* begin *

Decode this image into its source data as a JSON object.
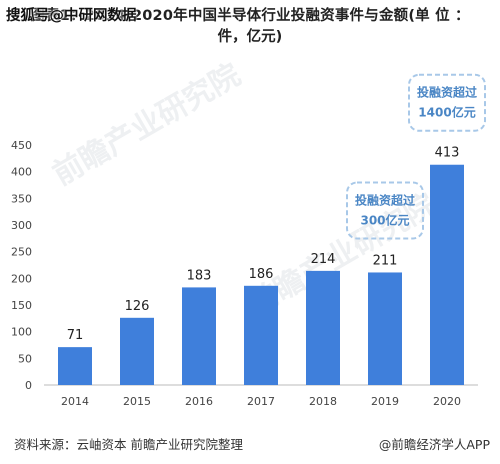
{
  "overlay_text": "搜狐号@中研网数据",
  "title_prefix": "图表1：",
  "title_main": "2014-2020年中国半导体行业投融资事件与金额(单 位 ：",
  "title_cont": "件，亿元)",
  "watermark": "前瞻产业研究院",
  "annotations": [
    {
      "line1": "投融资超过",
      "line2": "300亿元",
      "x": 2019
    },
    {
      "line1": "投融资超过",
      "line2": "1400亿元",
      "x": 2020
    }
  ],
  "footer_source": "资料来源：云岫资本 前瞻产业研究院整理",
  "footer_app": "@前瞻经济学人APP",
  "colors": {
    "bar": "#3f7fdb",
    "axis": "#bbbbbb",
    "annotation_border": "#a8c8e8",
    "annotation_text": "#4a86c5"
  },
  "chart_data": {
    "type": "bar",
    "categories": [
      "2014",
      "2015",
      "2016",
      "2017",
      "2018",
      "2019",
      "2020"
    ],
    "values": [
      71,
      126,
      183,
      186,
      214,
      211,
      413
    ],
    "ylim": [
      0,
      450
    ],
    "yticks": [
      0,
      50,
      100,
      150,
      200,
      250,
      300,
      350,
      400,
      450
    ],
    "xlabel": "",
    "ylabel": "",
    "grid": false,
    "data_labels": true
  }
}
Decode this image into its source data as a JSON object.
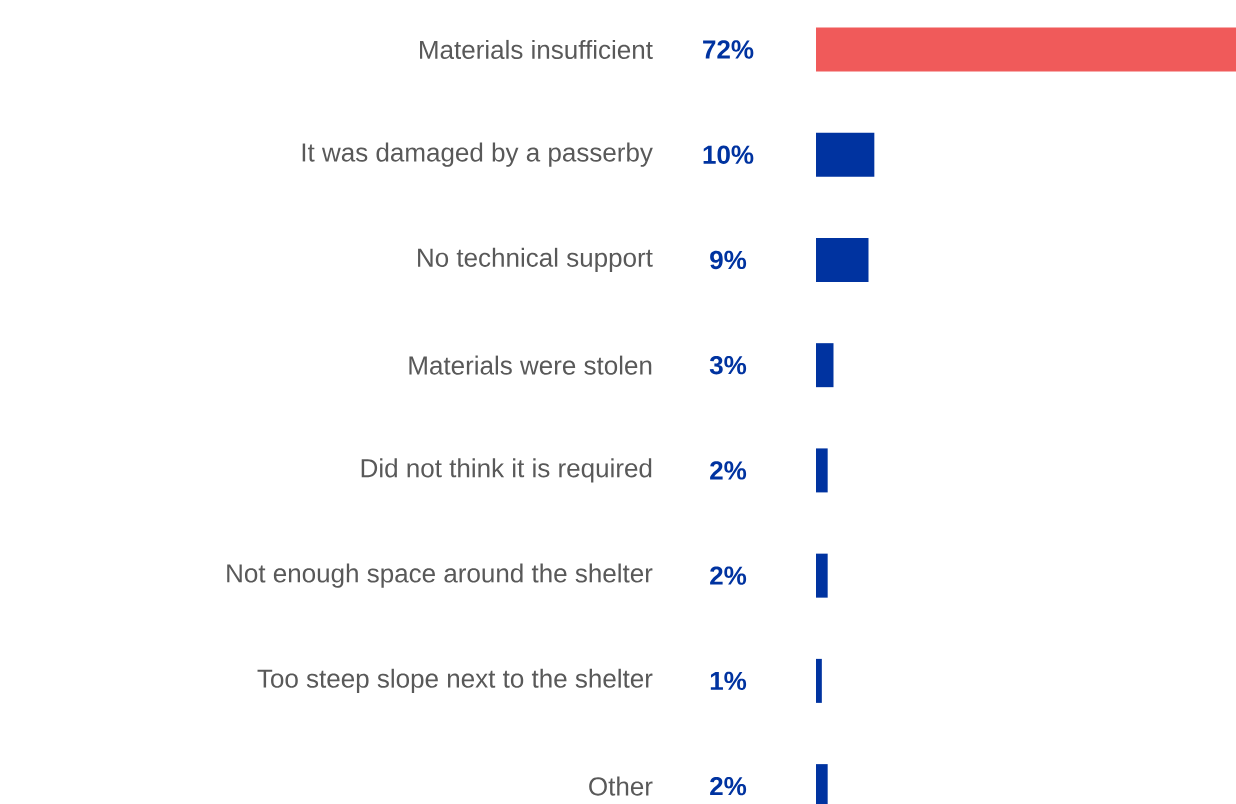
{
  "chart_data": {
    "type": "bar",
    "orientation": "horizontal",
    "categories": [
      "Materials insufficient",
      "It was damaged by a passerby",
      "No technical support",
      "Materials were stolen",
      "Did not think it is required",
      "Not enough space around the shelter",
      "Too steep slope next to the shelter",
      "Other"
    ],
    "values": [
      72,
      10,
      9,
      3,
      2,
      2,
      1,
      2
    ],
    "value_labels": [
      "72%",
      "10%",
      "9%",
      "3%",
      "2%",
      "2%",
      "1%",
      "2%"
    ],
    "colors": [
      "#f05a5a",
      "#0033a0",
      "#0033a0",
      "#0033a0",
      "#0033a0",
      "#0033a0",
      "#0033a0",
      "#0033a0"
    ]
  }
}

* end *

Your copy of the data should match it exactly, except that pictures are left out.

▶ **Written reply**
Decode this image into its source data as a JSON object.
{
  "overlay_text": "搜狐号@中研网数据",
  "title_prefix": "图表1：",
  "title_main": "2014-2020年中国半导体行业投融资事件与金额(单 位 ：",
  "title_cont": "件，亿元)",
  "watermark": "前瞻产业研究院",
  "annotations": [
    {
      "line1": "投融资超过",
      "line2": "300亿元",
      "x": 2019
    },
    {
      "line1": "投融资超过",
      "line2": "1400亿元",
      "x": 2020
    }
  ],
  "footer_source": "资料来源：云岫资本 前瞻产业研究院整理",
  "footer_app": "@前瞻经济学人APP",
  "colors": {
    "bar": "#3f7fdb",
    "axis": "#bbbbbb",
    "annotation_border": "#a8c8e8",
    "annotation_text": "#4a86c5"
  },
  "chart_data": {
    "type": "bar",
    "categories": [
      "2014",
      "2015",
      "2016",
      "2017",
      "2018",
      "2019",
      "2020"
    ],
    "values": [
      71,
      126,
      183,
      186,
      214,
      211,
      413
    ],
    "ylim": [
      0,
      450
    ],
    "yticks": [
      0,
      50,
      100,
      150,
      200,
      250,
      300,
      350,
      400,
      450
    ],
    "xlabel": "",
    "ylabel": "",
    "grid": false,
    "data_labels": true
  }
}
Decode this image into its source data as a JSON object.
{
  "chart_data": {
    "type": "bar",
    "orientation": "horizontal",
    "categories": [
      "Materials insufficient",
      "It was damaged by a passerby",
      "No technical support",
      "Materials were stolen",
      "Did not think it is required",
      "Not enough space around the shelter",
      "Too steep slope next to the shelter",
      "Other"
    ],
    "values": [
      72,
      10,
      9,
      3,
      2,
      2,
      1,
      2
    ],
    "value_labels": [
      "72%",
      "10%",
      "9%",
      "3%",
      "2%",
      "2%",
      "1%",
      "2%"
    ],
    "colors": [
      "#f05a5a",
      "#0033a0",
      "#0033a0",
      "#0033a0",
      "#0033a0",
      "#0033a0",
      "#0033a0",
      "#0033a0"
    ]
  }
}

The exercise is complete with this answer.